Instructions for the task:
Repeat the lines that follow, leaving nothing out.

Records to use:
** start **

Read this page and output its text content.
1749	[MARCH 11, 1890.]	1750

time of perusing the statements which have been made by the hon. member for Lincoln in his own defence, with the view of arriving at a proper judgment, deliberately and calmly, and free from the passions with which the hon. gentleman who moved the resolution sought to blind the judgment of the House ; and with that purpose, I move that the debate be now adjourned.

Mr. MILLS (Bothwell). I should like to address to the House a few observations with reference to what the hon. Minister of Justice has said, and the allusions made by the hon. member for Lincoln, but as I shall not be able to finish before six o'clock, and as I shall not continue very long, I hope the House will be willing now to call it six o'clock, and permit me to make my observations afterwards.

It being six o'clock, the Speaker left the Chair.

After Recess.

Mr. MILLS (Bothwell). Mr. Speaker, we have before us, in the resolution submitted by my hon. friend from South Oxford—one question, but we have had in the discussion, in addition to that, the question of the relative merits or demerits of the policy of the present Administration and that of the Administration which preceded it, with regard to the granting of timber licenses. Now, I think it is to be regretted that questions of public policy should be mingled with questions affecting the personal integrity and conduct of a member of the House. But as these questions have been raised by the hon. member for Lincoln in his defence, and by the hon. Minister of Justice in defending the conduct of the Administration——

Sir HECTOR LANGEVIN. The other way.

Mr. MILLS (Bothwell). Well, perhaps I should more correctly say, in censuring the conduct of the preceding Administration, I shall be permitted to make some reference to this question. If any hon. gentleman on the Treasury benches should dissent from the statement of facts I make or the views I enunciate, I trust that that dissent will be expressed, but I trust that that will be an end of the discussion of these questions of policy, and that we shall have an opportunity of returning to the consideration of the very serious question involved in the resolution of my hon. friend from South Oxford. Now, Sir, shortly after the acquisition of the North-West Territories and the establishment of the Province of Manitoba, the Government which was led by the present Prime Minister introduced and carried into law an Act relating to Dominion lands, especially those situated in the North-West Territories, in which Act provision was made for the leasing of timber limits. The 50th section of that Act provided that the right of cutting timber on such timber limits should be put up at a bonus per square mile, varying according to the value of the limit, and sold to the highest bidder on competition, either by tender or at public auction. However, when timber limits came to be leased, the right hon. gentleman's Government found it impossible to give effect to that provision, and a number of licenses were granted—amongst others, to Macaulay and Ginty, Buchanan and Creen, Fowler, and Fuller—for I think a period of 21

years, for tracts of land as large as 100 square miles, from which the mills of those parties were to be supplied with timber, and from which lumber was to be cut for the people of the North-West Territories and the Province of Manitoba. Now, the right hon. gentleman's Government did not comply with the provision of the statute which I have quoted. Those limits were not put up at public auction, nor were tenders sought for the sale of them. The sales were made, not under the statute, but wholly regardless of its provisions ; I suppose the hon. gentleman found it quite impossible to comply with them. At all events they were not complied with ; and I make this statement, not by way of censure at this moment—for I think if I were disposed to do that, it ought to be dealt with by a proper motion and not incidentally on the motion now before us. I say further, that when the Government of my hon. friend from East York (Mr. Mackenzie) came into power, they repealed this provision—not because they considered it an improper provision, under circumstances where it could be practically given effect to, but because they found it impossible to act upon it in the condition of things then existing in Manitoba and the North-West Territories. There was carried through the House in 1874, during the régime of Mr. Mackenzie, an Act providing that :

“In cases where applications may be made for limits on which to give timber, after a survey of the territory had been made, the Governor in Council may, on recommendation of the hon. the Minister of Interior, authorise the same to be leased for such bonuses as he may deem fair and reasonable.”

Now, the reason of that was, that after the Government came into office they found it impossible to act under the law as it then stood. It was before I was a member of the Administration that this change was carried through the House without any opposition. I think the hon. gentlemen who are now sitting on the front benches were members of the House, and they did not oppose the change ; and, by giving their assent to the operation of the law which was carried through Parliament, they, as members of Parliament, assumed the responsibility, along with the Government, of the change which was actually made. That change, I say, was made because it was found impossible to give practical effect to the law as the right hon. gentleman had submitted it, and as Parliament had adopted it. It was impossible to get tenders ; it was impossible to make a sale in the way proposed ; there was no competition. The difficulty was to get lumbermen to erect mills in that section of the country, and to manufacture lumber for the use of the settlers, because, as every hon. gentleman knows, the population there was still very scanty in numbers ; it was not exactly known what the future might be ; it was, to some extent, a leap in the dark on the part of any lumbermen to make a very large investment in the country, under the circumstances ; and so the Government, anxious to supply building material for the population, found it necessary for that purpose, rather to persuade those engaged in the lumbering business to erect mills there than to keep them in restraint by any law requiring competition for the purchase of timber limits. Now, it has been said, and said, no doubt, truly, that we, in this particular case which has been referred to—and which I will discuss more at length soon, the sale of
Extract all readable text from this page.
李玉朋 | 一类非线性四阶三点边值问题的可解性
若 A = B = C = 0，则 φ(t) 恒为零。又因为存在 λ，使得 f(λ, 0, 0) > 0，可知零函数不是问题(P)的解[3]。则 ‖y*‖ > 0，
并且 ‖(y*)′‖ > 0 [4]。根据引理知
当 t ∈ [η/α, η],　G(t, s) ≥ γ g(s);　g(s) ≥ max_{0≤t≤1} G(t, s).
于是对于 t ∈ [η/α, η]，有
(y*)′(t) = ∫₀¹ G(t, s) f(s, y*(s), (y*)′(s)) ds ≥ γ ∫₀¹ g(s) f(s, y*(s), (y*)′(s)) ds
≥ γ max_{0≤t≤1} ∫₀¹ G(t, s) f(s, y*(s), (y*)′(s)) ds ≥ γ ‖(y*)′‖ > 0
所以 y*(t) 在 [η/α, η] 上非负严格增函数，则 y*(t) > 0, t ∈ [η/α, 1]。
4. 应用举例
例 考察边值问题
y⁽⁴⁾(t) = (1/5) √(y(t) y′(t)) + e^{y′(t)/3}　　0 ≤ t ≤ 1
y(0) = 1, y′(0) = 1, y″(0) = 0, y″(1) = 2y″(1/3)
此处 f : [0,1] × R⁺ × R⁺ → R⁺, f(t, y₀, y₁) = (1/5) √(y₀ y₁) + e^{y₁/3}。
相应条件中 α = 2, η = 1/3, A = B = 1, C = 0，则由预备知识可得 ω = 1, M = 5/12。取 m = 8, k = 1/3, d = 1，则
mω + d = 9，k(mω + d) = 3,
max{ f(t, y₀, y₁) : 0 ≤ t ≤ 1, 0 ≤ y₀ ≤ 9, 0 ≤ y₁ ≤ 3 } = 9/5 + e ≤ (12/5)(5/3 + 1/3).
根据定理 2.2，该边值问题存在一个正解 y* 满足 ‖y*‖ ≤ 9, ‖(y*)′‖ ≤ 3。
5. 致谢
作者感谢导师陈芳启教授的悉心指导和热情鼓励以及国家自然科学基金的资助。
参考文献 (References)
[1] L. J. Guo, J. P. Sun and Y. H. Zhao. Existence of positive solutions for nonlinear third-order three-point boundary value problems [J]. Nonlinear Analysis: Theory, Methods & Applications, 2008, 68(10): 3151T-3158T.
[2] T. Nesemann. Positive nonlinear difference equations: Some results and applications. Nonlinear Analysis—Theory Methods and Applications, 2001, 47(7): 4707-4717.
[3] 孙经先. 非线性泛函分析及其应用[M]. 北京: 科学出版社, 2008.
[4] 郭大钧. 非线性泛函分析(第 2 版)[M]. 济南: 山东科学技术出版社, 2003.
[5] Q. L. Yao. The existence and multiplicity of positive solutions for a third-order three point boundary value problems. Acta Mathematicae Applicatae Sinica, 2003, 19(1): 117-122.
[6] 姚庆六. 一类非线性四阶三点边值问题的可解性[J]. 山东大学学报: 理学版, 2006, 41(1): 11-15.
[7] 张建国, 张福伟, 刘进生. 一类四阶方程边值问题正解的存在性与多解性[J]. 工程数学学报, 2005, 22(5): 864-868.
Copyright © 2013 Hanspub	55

** end **

Finished task:
Read this page and output its text content.
1749	[MARCH 11, 1890.]	1750

time of perusing the statements which have been made by the hon. member for Lincoln in his own defence, with the view of arriving at a proper judgment, deliberately and calmly, and free from the passions with which the hon. gentleman who moved the resolution sought to blind the judgment of the House ; and with that purpose, I move that the debate be now adjourned.

Mr. MILLS (Bothwell). I should like to address to the House a few observations with reference to what the hon. Minister of Justice has said, and the allusions made by the hon. member for Lincoln, but as I shall not be able to finish before six o'clock, and as I shall not continue very long, I hope the House will be willing now to call it six o'clock, and permit me to make my observations afterwards.

It being six o'clock, the Speaker left the Chair.

After Recess.

Mr. MILLS (Bothwell). Mr. Speaker, we have before us, in the resolution submitted by my hon. friend from South Oxford—one question, but we have had in the discussion, in addition to that, the question of the relative merits or demerits of the policy of the present Administration and that of the Administration which preceded it, with regard to the granting of timber licenses. Now, I think it is to be regretted that questions of public policy should be mingled with questions affecting the personal integrity and conduct of a member of the House. But as these questions have been raised by the hon. member for Lincoln in his defence, and by the hon. Minister of Justice in defending the conduct of the Administration——

Sir HECTOR LANGEVIN. The other way.

Mr. MILLS (Bothwell). Well, perhaps I should more correctly say, in censuring the conduct of the preceding Administration, I shall be permitted to make some reference to this question. If any hon. gentleman on the Treasury benches should dissent from the statement of facts I make or the views I enunciate, I trust that that dissent will be expressed, but I trust that that will be an end of the discussion of these questions of policy, and that we shall have an opportunity of returning to the consideration of the very serious question involved in the resolution of my hon. friend from South Oxford. Now, Sir, shortly after the acquisition of the North-West Territories and the establishment of the Province of Manitoba, the Government which was led by the present Prime Minister introduced and carried into law an Act relating to Dominion lands, especially those situated in the North-West Territories, in which Act provision was made for the leasing of timber limits. The 50th section of that Act provided that the right of cutting timber on such timber limits should be put up at a bonus per square mile, varying according to the value of the limit, and sold to the highest bidder on competition, either by tender or at public auction. However, when timber limits came to be leased, the right hon. gentleman's Government found it impossible to give effect to that provision, and a number of licenses were granted—amongst others, to Macaulay and Ginty, Buchanan and Creen, Fowler, and Fuller—for I think a period of 21

years, for tracts of land as large as 100 square miles, from which the mills of those parties were to be supplied with timber, and from which lumber was to be cut for the people of the North-West Territories and the Province of Manitoba. Now, the right hon. gentleman's Government did not comply with the provision of the statute which I have quoted. Those limits were not put up at public auction, nor were tenders sought for the sale of them. The sales were made, not under the statute, but wholly regardless of its provisions ; I suppose the hon. gentleman found it quite impossible to comply with them. At all events they were not complied with ; and I make this statement, not by way of censure at this moment—for I think if I were disposed to do that, it ought to be dealt with by a proper motion and not incidentally on the motion now before us. I say further, that when the Government of my hon. friend from East York (Mr. Mackenzie) came into power, they repealed this provision—not because they considered it an improper provision, under circumstances where it could be practically given effect to, but because they found it impossible to act upon it in the condition of things then existing in Manitoba and the North-West Territories. There was carried through the House in 1874, during the régime of Mr. Mackenzie, an Act providing that :

“In cases where applications may be made for limits on which to give timber, after a survey of the territory had been made, the Governor in Council may, on recommendation of the hon. the Minister of Interior, authorise the same to be leased for such bonuses as he may deem fair and reasonable.”

Now, the reason of that was, that after the Government came into office they found it impossible to act under the law as it then stood. It was before I was a member of the Administration that this change was carried through the House without any opposition. I think the hon. gentlemen who are now sitting on the front benches were members of the House, and they did not oppose the change ; and, by giving their assent to the operation of the law which was carried through Parliament, they, as members of Parliament, assumed the responsibility, along with the Government, of the change which was actually made. That change, I say, was made because it was found impossible to give practical effect to the law as the right hon. gentleman had submitted it, and as Parliament had adopted it. It was impossible to get tenders ; it was impossible to make a sale in the way proposed ; there was no competition. The difficulty was to get lumbermen to erect mills in that section of the country, and to manufacture lumber for the use of the settlers, because, as every hon. gentleman knows, the population there was still very scanty in numbers ; it was not exactly known what the future might be ; it was, to some extent, a leap in the dark on the part of any lumbermen to make a very large investment in the country, under the circumstances ; and so the Government, anxious to supply building material for the population, found it necessary for that purpose, rather to persuade those engaged in the lumbering business to erect mills there than to keep them in restraint by any law requiring competition for the purchase of timber limits. Now, it has been said, and said, no doubt, truly, that we, in this particular case which has been referred to—and which I will discuss more at length soon, the sale of
Extract all readable text from this page.
李玉朋 | 一类非线性四阶三点边值问题的可解性
若 A = B = C = 0，则 φ(t) 恒为零。又因为存在 λ，使得 f(λ, 0, 0) > 0，可知零函数不是问题(P)的解[3]。则 ‖y*‖ > 0，
并且 ‖(y*)′‖ > 0 [4]。根据引理知
当 t ∈ [η/α, η],　G(t, s) ≥ γ g(s);　g(s) ≥ max_{0≤t≤1} G(t, s).
于是对于 t ∈ [η/α, η]，有
(y*)′(t) = ∫₀¹ G(t, s) f(s, y*(s), (y*)′(s)) ds ≥ γ ∫₀¹ g(s) f(s, y*(s), (y*)′(s)) ds
≥ γ max_{0≤t≤1} ∫₀¹ G(t, s) f(s, y*(s), (y*)′(s)) ds ≥ γ ‖(y*)′‖ > 0
所以 y*(t) 在 [η/α, η] 上非负严格增函数，则 y*(t) > 0, t ∈ [η/α, 1]。
4. 应用举例
例 考察边值问题
y⁽⁴⁾(t) = (1/5) √(y(t) y′(t)) + e^{y′(t)/3}　　0 ≤ t ≤ 1
y(0) = 1, y′(0) = 1, y″(0) = 0, y″(1) = 2y″(1/3)
此处 f : [0,1] × R⁺ × R⁺ → R⁺, f(t, y₀, y₁) = (1/5) √(y₀ y₁) + e^{y₁/3}。
相应条件中 α = 2, η = 1/3, A = B = 1, C = 0，则由预备知识可得 ω = 1, M = 5/12。取 m = 8, k = 1/3, d = 1，则
mω + d = 9，k(mω + d) = 3,
max{ f(t, y₀, y₁) : 0 ≤ t ≤ 1, 0 ≤ y₀ ≤ 9, 0 ≤ y₁ ≤ 3 } = 9/5 + e ≤ (12/5)(5/3 + 1/3).
根据定理 2.2，该边值问题存在一个正解 y* 满足 ‖y*‖ ≤ 9, ‖(y*)′‖ ≤ 3。
5. 致谢
作者感谢导师陈芳启教授的悉心指导和热情鼓励以及国家自然科学基金的资助。
参考文献 (References)
[1] L. J. Guo, J. P. Sun and Y. H. Zhao. Existence of positive solutions for nonlinear third-order three-point boundary value problems [J]. Nonlinear Analysis: Theory, Methods & Applications, 2008, 68(10): 3151T-3158T.
[2] T. Nesemann. Positive nonlinear difference equations: Some results and applications. Nonlinear Analysis—Theory Methods and Applications, 2001, 47(7): 4707-4717.
[3] 孙经先. 非线性泛函分析及其应用[M]. 北京: 科学出版社, 2008.
[4] 郭大钧. 非线性泛函分析(第 2 版)[M]. 济南: 山东科学技术出版社, 2003.
[5] Q. L. Yao. The existence and multiplicity of positive solutions for a third-order three point boundary value problems. Acta Mathematicae Applicatae Sinica, 2003, 19(1): 117-122.
[6] 姚庆六. 一类非线性四阶三点边值问题的可解性[J]. 山东大学学报: 理学版, 2006, 41(1): 11-15.
[7] 张建国, 张福伟, 刘进生. 一类四阶方程边值问题正解的存在性与多解性[J]. 工程数学学报, 2005, 22(5): 864-868.
Copyright © 2013 Hanspub	55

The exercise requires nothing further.